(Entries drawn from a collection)

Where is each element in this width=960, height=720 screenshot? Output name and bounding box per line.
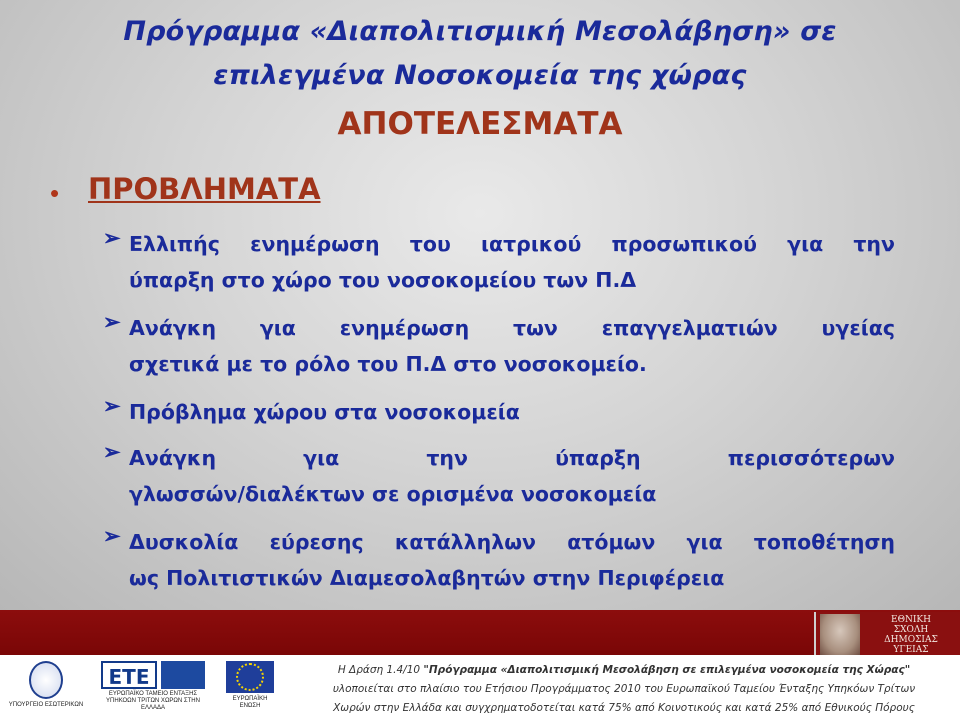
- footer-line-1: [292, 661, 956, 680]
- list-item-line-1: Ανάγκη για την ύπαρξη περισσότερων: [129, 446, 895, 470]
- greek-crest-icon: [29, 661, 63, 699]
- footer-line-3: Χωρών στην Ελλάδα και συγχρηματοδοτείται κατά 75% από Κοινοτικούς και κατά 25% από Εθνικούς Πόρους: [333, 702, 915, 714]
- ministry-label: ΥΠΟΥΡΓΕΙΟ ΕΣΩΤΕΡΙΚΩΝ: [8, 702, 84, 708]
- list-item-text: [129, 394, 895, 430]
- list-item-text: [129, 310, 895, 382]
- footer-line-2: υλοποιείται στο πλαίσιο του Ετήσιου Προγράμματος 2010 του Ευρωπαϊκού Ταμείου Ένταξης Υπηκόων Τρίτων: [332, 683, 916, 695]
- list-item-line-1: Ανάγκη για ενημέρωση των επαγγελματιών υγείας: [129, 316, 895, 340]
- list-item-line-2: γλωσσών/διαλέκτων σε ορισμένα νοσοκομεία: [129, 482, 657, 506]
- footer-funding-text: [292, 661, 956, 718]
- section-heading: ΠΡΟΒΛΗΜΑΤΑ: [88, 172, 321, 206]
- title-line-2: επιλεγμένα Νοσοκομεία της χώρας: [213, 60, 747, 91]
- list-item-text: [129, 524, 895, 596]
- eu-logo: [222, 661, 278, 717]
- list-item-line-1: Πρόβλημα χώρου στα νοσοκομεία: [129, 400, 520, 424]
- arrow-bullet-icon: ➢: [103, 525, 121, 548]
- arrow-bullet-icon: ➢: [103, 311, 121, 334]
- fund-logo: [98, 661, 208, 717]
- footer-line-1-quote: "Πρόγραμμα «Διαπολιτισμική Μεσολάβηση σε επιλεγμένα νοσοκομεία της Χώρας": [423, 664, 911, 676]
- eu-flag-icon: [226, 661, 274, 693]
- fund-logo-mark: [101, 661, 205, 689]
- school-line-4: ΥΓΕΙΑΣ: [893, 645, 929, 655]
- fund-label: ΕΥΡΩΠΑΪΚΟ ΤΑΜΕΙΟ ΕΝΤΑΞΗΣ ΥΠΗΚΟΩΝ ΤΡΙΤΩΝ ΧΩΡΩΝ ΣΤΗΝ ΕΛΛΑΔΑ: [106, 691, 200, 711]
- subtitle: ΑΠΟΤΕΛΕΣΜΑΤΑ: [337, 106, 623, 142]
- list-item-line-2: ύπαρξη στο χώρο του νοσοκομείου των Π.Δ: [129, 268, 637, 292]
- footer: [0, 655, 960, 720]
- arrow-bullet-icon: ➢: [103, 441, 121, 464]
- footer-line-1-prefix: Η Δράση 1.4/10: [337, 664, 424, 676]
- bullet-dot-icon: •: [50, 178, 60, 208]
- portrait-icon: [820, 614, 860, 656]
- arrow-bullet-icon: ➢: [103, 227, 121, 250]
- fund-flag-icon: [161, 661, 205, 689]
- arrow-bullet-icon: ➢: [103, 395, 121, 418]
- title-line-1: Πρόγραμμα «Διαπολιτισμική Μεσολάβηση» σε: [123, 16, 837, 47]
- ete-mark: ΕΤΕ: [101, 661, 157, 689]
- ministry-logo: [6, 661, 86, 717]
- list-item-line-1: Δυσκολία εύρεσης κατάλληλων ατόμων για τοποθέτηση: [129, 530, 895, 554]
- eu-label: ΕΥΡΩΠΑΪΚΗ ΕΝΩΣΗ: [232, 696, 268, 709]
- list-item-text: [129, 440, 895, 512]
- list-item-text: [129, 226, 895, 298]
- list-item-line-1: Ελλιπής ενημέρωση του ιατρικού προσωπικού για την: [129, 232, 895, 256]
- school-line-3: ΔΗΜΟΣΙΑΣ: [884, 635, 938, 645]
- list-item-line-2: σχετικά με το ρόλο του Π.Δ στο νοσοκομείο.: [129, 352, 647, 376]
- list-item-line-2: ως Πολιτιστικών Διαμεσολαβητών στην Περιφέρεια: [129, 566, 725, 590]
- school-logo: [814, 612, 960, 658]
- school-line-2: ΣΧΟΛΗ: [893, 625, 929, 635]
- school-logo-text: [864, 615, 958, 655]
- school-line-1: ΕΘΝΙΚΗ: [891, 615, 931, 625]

- **What to work on**:
Rename "arrow-bullet-icon" to "arrow-marker-icon" everywhere in these lines and reproduce them otherwise unchanged. Leave the pictures out.

- **Correct output**:
Where is each element in this width=960, height=720 screenshot? Output name and bounding box per line.
- footer-line-1: [292, 661, 956, 680]
- list-item-line-1: Ανάγκη για την ύπαρξη περισσότερων: [129, 446, 895, 470]
- greek-crest-icon: [29, 661, 63, 699]
- footer-line-3: Χωρών στην Ελλάδα και συγχρηματοδοτείται κατά 75% από Κοινοτικούς και κατά 25% από Εθνικούς Πόρους: [333, 702, 915, 714]
- ministry-label: ΥΠΟΥΡΓΕΙΟ ΕΣΩΤΕΡΙΚΩΝ: [8, 702, 84, 708]
- list-item-text: [129, 394, 895, 430]
- list-item-text: [129, 310, 895, 382]
- footer-line-2: υλοποιείται στο πλαίσιο του Ετήσιου Προγράμματος 2010 του Ευρωπαϊκού Ταμείου Ένταξης Υπηκόων Τρίτων: [332, 683, 916, 695]
- list-item-line-1: Ανάγκη για ενημέρωση των επαγγελματιών υγείας: [129, 316, 895, 340]
- list-item-line-2: γλωσσών/διαλέκτων σε ορισμένα νοσοκομεία: [129, 482, 657, 506]
- footer-funding-text: [292, 661, 956, 718]
- section-heading: ΠΡΟΒΛΗΜΑΤΑ: [88, 172, 321, 206]
- title-line-2: επιλεγμένα Νοσοκομεία της χώρας: [213, 60, 747, 91]
- list-item-text: [129, 524, 895, 596]
- eu-logo: [222, 661, 278, 717]
- list-item-line-1: Πρόβλημα χώρου στα νοσοκομεία: [129, 400, 520, 424]
- arrow-marker-icon: ➢: [103, 525, 121, 548]
- arrow-marker-icon: ➢: [103, 311, 121, 334]
- fund-logo: [98, 661, 208, 717]
- footer-line-1-quote: "Πρόγραμμα «Διαπολιτισμική Μεσολάβηση σε επιλεγμένα νοσοκομεία της Χώρας": [423, 664, 911, 676]
- eu-flag-icon: [226, 661, 274, 693]
- fund-logo-mark: [101, 661, 205, 689]
- school-line-4: ΥΓΕΙΑΣ: [893, 645, 929, 655]
- fund-label: ΕΥΡΩΠΑΪΚΟ ΤΑΜΕΙΟ ΕΝΤΑΞΗΣ ΥΠΗΚΟΩΝ ΤΡΙΤΩΝ ΧΩΡΩΝ ΣΤΗΝ ΕΛΛΑΔΑ: [106, 691, 200, 711]
- subtitle: ΑΠΟΤΕΛΕΣΜΑΤΑ: [337, 106, 623, 142]
- list-item-line-2: ύπαρξη στο χώρο του νοσοκομείου των Π.Δ: [129, 268, 637, 292]
- footer: [0, 655, 960, 720]
- arrow-marker-icon: ➢: [103, 441, 121, 464]
- footer-line-1-prefix: Η Δράση 1.4/10: [337, 664, 424, 676]
- bullet-dot-icon: •: [50, 178, 60, 208]
- portrait-icon: [820, 614, 860, 656]
- arrow-marker-icon: ➢: [103, 227, 121, 250]
- fund-flag-icon: [161, 661, 205, 689]
- arrow-marker-icon: ➢: [103, 395, 121, 418]
- title-line-1: Πρόγραμμα «Διαπολιτισμική Μεσολάβηση» σε: [123, 16, 837, 47]
- ete-mark: ΕΤΕ: [101, 661, 157, 689]
- ministry-logo: [6, 661, 86, 717]
- list-item-line-1: Δυσκολία εύρεσης κατάλληλων ατόμων για τοποθέτηση: [129, 530, 895, 554]
- eu-label: ΕΥΡΩΠΑΪΚΗ ΕΝΩΣΗ: [232, 696, 268, 709]
- list-item-text: [129, 440, 895, 512]
- list-item-text: [129, 226, 895, 298]
- list-item-line-1: Ελλιπής ενημέρωση του ιατρικού προσωπικού για την: [129, 232, 895, 256]
- school-line-3: ΔΗΜΟΣΙΑΣ: [884, 635, 938, 645]
- list-item-line-2: σχετικά με το ρόλο του Π.Δ στο νοσοκομείο.: [129, 352, 647, 376]
- list-item-line-2: ως Πολιτιστικών Διαμεσολαβητών στην Περιφέρεια: [129, 566, 725, 590]
- school-logo: [814, 612, 960, 658]
- school-line-2: ΣΧΟΛΗ: [893, 625, 929, 635]
- school-logo-text: [864, 615, 958, 655]
- school-line-1: ΕΘΝΙΚΗ: [891, 615, 931, 625]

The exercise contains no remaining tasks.